> EXERCISE AIM:
Transcribe each record below word for word.

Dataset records
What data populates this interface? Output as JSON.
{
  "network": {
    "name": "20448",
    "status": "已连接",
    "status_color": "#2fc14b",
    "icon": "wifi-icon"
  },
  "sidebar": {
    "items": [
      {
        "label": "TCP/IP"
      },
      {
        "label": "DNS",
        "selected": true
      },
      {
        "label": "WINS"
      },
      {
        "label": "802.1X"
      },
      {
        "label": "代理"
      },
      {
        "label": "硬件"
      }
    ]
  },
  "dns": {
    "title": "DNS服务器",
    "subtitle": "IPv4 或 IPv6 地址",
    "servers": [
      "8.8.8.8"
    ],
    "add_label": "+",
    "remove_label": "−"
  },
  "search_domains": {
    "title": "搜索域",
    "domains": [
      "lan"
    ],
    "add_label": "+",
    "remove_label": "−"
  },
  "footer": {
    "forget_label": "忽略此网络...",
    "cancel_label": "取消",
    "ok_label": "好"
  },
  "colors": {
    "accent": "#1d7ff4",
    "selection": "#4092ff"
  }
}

> WORKED SOLUTION:
What data populates this interface? Output as JSON.
{
  "network": {
    "name": "20448",
    "status": "已连接",
    "status_color": "#2fc14b",
    "icon": "wifi-icon"
  },
  "sidebar": {
    "items": [
      {
        "label": "TCP/IP"
      },
      {
        "label": "DNS",
        "selected": true
      },
      {
        "label": "WINS"
      },
      {
        "label": "802.1X"
      },
      {
        "label": "代理"
      },
      {
        "label": "硬件"
      }
    ]
  },
  "dns": {
    "title": "DNS服务器",
    "subtitle": "IPv4 或 IPv6 地址",
    "servers": [
      "8.8.8.8"
    ],
    "add_label": "+",
    "remove_label": "−"
  },
  "search_domains": {
    "title": "搜索域",
    "domains": [
      "lan"
    ],
    "add_label": "+",
    "remove_label": "−"
  },
  "footer": {
    "forget_label": "忽略此网络...",
    "cancel_label": "取消",
    "ok_label": "好"
  },
  "colors": {
    "accent": "#1d7ff4",
    "selection": "#4092ff"
  }
}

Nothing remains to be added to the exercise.